- _PROBLEM DETAILS_: Copy out the lines below word for word, starting with the very first one and ending with the line that contains "spectrogram-cell [185,186,190,189]", both included.

[BEGIN]

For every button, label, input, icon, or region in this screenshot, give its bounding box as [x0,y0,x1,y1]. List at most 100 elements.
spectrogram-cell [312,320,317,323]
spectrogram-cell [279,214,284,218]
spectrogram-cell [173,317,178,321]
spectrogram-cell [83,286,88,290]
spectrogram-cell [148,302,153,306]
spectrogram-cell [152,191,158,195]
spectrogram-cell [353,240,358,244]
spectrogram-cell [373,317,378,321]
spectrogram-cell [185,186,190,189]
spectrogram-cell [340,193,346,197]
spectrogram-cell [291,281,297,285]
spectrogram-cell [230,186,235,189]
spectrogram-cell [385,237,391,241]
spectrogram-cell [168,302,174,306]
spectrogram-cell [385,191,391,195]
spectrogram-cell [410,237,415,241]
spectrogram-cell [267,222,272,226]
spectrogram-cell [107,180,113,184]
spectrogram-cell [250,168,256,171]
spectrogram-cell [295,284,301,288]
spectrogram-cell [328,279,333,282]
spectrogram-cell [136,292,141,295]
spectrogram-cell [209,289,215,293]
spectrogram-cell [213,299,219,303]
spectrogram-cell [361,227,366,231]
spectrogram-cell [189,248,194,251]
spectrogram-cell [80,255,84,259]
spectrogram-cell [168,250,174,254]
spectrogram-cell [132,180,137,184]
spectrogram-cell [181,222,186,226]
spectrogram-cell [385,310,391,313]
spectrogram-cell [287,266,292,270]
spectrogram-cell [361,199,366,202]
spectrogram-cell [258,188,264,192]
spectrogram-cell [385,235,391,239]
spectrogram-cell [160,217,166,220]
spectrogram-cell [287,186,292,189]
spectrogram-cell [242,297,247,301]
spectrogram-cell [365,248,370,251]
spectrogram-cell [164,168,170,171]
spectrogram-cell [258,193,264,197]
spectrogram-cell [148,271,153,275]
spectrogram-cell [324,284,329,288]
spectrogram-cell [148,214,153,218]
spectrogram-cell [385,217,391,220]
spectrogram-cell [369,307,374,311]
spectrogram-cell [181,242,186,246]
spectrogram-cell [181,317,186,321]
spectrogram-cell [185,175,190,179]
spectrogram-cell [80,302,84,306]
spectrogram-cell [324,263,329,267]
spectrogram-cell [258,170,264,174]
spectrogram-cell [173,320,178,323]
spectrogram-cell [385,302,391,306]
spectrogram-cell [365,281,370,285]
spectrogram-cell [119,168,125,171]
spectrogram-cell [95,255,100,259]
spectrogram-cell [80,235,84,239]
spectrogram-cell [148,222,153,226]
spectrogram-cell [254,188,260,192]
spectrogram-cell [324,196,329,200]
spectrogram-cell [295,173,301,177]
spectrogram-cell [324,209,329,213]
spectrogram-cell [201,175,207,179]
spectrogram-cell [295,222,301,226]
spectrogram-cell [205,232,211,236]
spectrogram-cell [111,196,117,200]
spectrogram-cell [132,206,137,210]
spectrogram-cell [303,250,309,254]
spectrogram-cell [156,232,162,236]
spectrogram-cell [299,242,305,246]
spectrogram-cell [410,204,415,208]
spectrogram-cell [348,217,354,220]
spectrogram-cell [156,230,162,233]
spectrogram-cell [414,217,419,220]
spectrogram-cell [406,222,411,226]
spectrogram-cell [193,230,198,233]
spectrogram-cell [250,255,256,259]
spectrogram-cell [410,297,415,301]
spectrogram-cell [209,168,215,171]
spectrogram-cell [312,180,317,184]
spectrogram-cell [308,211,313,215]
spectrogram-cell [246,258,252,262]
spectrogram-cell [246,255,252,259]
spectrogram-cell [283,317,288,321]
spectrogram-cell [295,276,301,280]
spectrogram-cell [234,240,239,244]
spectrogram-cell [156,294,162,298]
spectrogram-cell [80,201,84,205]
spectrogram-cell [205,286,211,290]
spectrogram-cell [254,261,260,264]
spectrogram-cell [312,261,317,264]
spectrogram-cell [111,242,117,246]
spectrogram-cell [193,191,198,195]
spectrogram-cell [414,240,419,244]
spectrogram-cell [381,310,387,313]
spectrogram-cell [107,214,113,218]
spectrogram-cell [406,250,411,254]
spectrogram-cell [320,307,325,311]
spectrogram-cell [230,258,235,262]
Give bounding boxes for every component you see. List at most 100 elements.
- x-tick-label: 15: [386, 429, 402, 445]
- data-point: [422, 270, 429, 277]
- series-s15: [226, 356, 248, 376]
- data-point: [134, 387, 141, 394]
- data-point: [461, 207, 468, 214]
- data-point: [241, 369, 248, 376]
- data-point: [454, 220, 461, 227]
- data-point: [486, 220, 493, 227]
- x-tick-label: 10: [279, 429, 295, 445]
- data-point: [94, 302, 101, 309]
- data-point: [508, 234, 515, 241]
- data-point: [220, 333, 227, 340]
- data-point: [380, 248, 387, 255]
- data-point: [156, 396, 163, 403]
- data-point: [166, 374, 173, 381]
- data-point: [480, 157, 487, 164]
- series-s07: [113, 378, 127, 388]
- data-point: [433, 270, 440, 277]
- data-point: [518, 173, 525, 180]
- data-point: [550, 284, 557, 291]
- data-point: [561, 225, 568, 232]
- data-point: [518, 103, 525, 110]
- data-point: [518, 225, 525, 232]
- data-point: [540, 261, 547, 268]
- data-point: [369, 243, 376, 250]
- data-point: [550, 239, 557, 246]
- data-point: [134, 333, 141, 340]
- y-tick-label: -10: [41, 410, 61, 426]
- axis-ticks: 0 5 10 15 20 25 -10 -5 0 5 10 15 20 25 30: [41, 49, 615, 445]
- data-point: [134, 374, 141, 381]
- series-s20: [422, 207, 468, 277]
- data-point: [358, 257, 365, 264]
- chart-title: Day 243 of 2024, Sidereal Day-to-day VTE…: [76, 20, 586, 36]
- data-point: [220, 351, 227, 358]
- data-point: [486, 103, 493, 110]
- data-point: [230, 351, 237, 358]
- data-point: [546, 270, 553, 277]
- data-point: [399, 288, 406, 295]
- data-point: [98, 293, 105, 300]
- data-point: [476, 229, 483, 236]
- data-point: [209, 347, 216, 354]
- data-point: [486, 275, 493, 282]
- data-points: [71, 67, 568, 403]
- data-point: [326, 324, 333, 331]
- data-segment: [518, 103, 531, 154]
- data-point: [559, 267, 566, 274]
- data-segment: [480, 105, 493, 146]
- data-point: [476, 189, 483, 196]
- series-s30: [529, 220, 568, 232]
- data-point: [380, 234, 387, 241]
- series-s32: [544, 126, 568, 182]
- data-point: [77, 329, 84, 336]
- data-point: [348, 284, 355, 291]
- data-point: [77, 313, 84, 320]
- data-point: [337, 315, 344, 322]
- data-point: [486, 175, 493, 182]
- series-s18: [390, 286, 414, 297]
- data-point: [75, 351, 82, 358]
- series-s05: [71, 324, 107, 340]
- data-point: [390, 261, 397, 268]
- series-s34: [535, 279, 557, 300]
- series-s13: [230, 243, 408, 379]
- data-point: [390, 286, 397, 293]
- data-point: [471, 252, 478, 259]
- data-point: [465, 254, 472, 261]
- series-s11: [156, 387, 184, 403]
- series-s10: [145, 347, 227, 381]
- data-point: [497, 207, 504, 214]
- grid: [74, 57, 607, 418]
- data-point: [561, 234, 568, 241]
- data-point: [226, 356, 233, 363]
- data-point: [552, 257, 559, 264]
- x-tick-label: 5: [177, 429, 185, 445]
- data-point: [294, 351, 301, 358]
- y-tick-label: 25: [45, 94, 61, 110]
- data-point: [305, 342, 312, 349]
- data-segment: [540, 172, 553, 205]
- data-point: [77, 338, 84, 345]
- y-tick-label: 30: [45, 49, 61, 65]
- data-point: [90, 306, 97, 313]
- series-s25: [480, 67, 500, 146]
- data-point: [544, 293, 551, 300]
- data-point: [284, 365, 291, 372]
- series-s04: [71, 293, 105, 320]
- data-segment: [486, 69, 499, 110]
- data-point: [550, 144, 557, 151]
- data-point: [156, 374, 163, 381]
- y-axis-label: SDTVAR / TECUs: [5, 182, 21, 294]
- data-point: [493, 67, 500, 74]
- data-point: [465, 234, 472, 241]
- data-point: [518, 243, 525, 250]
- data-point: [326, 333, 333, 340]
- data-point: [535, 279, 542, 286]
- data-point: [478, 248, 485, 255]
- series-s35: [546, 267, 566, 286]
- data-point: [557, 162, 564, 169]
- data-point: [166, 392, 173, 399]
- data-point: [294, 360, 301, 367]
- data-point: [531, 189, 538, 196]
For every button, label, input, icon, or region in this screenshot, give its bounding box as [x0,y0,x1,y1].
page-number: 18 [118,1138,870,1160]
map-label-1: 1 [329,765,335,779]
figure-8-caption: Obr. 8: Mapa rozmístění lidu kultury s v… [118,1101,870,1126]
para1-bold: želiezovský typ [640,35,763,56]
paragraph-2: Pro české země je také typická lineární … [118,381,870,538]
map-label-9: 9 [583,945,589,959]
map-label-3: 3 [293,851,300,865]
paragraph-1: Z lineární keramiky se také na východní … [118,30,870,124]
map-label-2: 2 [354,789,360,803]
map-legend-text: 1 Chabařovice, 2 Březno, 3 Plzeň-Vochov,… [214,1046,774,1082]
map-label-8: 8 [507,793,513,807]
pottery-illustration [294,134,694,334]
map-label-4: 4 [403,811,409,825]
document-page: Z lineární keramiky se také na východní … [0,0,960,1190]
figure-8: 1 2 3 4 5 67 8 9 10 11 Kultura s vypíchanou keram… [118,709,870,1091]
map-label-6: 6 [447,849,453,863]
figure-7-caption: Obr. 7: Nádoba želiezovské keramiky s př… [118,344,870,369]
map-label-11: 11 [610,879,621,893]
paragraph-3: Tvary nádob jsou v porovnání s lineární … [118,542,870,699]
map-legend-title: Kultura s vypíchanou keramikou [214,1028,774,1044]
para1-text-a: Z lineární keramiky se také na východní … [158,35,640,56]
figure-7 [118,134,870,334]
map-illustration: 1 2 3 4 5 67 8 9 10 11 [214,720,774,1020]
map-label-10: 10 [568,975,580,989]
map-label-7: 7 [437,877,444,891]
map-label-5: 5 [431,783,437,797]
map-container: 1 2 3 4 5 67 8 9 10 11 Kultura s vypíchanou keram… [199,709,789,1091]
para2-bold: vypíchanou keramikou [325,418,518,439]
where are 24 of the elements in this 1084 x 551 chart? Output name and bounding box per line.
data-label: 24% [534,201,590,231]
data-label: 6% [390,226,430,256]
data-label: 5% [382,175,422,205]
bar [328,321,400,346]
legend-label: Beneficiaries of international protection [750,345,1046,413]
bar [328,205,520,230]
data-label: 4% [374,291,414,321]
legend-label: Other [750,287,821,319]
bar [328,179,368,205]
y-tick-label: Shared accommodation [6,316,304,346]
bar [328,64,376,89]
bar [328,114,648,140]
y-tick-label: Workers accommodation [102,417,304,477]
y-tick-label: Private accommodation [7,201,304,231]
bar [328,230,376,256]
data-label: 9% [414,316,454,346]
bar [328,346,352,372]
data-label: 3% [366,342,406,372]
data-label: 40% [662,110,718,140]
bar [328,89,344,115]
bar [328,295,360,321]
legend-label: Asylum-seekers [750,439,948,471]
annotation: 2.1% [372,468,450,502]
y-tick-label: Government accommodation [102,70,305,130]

[END]

- _OUTPUT FOR THIS TASK_:
For every button, label, input, icon, or region in this screenshot, give its bounding box as [x0,y0,x1,y1]. List at most 100 elements.
spectrogram-cell [312,320,317,323]
spectrogram-cell [279,214,284,218]
spectrogram-cell [173,317,178,321]
spectrogram-cell [83,286,88,290]
spectrogram-cell [148,302,153,306]
spectrogram-cell [152,191,158,195]
spectrogram-cell [353,240,358,244]
spectrogram-cell [373,317,378,321]
spectrogram-cell [185,186,190,189]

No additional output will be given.